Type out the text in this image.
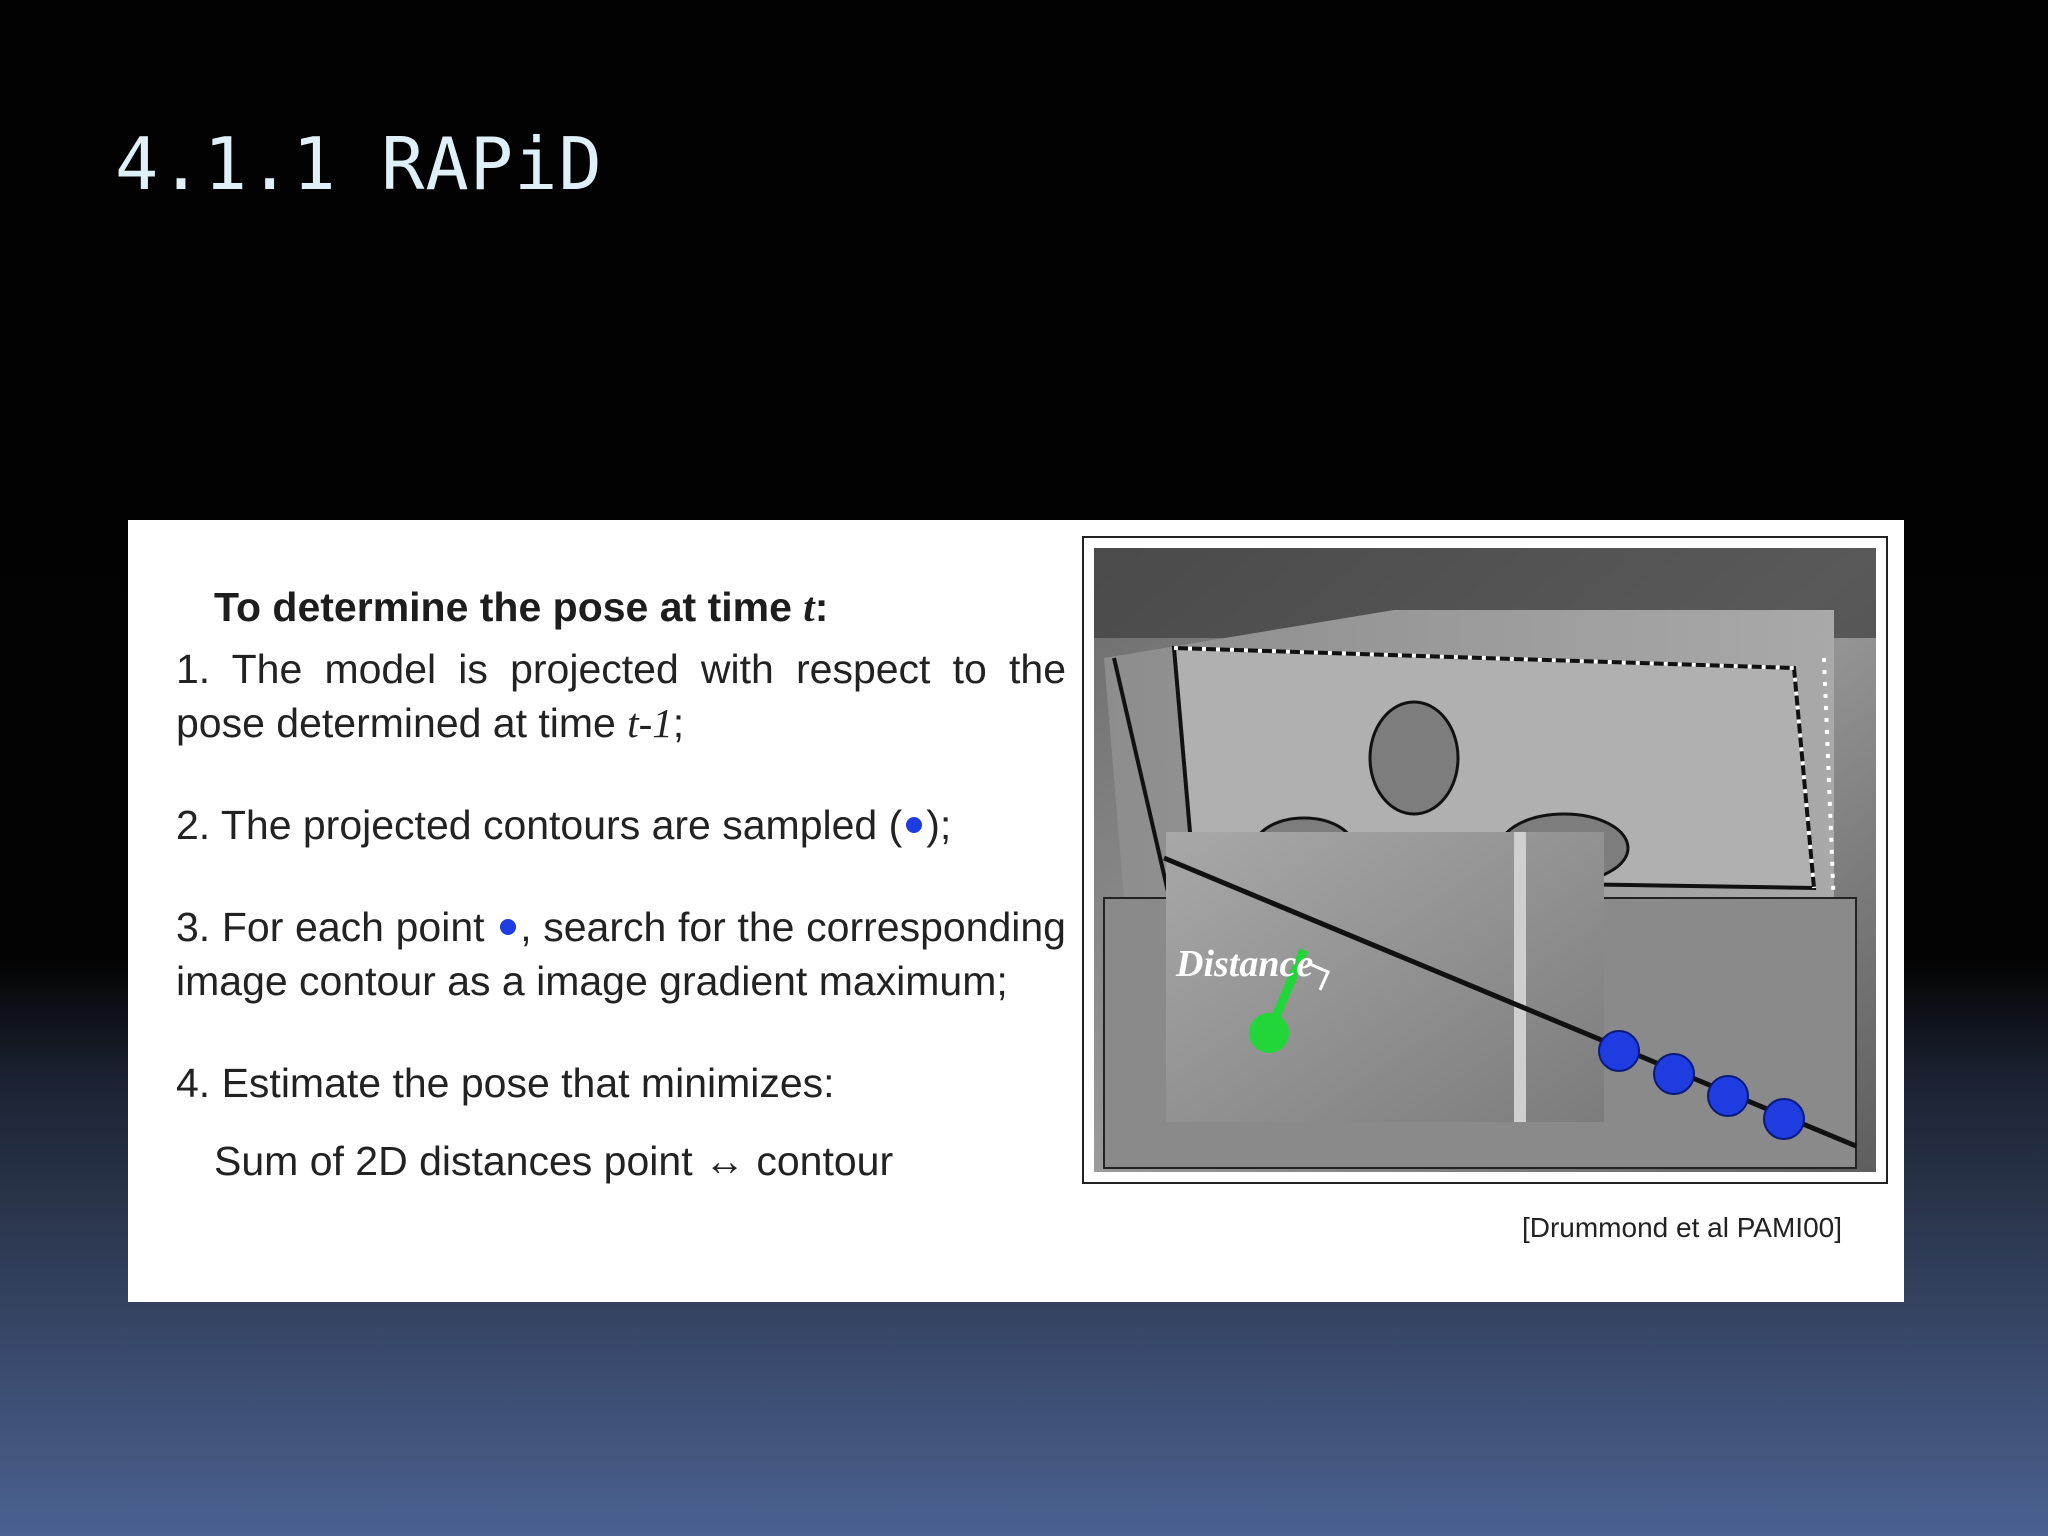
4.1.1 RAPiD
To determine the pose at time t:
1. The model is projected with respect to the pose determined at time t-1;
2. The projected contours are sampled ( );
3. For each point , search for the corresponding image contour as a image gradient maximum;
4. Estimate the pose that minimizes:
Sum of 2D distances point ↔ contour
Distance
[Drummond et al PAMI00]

YOUR INSTRUCTIONS: Copy down every line of the material above that includes the string "pose".

SOLUTION TO THIS EXERCISE:
To determine the pose at time t:
1. The model is projected with respect to the pose determined at time t-1;
4. Estimate the pose that minimizes:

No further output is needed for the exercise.